Exercise goal
From the line with "OCR this image." through the final line, transcribe the material below character for character; include no other lines.

Record excerpts
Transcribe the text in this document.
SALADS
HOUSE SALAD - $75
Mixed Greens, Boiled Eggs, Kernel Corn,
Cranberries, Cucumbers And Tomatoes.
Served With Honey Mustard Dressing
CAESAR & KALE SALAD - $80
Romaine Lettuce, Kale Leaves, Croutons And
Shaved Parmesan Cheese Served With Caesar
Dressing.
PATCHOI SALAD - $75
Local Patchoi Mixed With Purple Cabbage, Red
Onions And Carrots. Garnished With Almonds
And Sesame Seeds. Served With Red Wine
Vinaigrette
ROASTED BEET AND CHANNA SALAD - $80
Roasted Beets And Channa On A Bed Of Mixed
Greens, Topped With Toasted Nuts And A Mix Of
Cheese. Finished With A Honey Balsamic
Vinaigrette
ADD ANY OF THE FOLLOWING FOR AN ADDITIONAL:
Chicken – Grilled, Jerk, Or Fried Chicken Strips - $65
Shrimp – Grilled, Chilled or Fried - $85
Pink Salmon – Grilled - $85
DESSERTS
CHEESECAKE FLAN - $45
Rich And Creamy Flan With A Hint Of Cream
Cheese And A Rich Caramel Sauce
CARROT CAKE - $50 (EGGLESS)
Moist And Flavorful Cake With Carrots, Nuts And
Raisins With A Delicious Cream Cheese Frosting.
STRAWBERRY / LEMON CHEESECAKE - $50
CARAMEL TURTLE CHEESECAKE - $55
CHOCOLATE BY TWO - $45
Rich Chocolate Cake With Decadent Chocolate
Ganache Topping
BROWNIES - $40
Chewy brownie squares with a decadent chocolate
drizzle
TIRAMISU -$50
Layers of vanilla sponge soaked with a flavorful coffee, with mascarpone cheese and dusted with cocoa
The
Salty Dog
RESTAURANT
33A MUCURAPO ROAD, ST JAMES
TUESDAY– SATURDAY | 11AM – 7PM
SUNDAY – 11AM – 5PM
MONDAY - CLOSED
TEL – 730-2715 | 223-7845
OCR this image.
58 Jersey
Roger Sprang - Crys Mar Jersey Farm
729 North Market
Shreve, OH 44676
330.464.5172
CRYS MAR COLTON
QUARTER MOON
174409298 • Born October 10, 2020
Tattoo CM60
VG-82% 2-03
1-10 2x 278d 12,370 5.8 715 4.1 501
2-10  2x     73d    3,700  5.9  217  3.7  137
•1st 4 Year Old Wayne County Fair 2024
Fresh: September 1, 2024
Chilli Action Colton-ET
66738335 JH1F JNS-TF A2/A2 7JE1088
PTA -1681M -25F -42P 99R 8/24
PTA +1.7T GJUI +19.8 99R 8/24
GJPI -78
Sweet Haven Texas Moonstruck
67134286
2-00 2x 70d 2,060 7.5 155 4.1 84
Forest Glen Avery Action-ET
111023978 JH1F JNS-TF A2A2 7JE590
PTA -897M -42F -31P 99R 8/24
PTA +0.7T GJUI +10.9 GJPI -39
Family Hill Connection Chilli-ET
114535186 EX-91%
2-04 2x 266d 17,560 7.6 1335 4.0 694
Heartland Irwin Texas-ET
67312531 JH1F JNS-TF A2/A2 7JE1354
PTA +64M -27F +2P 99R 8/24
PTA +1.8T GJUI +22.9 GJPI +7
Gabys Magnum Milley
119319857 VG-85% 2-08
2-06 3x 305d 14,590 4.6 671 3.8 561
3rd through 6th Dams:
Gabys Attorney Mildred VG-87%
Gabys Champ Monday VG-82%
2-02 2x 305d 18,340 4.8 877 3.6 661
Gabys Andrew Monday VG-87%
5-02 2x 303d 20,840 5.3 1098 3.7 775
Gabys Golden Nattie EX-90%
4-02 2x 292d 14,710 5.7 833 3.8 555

Reply
OCR this image.
58 Jersey
Roger Sprang - Crys Mar Jersey Farm
729 North Market
Shreve, OH 44676
330.464.5172
CRYS MAR COLTON
QUARTER MOON
174409298 • Born October 10, 2020
Tattoo CM60
VG-82% 2-03
1-10 2x 278d 12,370 5.8 715 4.1 501
2-10  2x     73d    3,700  5.9  217  3.7  137
•1st 4 Year Old Wayne County Fair 2024
Fresh: September 1, 2024
Chilli Action Colton-ET
66738335 JH1F JNS-TF A2/A2 7JE1088
PTA -1681M -25F -42P 99R 8/24
PTA +1.7T GJUI +19.8 99R 8/24
GJPI -78
Sweet Haven Texas Moonstruck
67134286
2-00 2x 70d 2,060 7.5 155 4.1 84
Forest Glen Avery Action-ET
111023978 JH1F JNS-TF A2A2 7JE590
PTA -897M -42F -31P 99R 8/24
PTA +0.7T GJUI +10.9 GJPI -39
Family Hill Connection Chilli-ET
114535186 EX-91%
2-04 2x 266d 17,560 7.6 1335 4.0 694
Heartland Irwin Texas-ET
67312531 JH1F JNS-TF A2/A2 7JE1354
PTA +64M -27F +2P 99R 8/24
PTA +1.8T GJUI +22.9 GJPI +7
Gabys Magnum Milley
119319857 VG-85% 2-08
2-06 3x 305d 14,590 4.6 671 3.8 561
3rd through 6th Dams:
Gabys Attorney Mildred VG-87%
Gabys Champ Monday VG-82%
2-02 2x 305d 18,340 4.8 877 3.6 661
Gabys Andrew Monday VG-87%
5-02 2x 303d 20,840 5.3 1098 3.7 775
Gabys Golden Nattie EX-90%
4-02 2x 292d 14,710 5.7 833 3.8 555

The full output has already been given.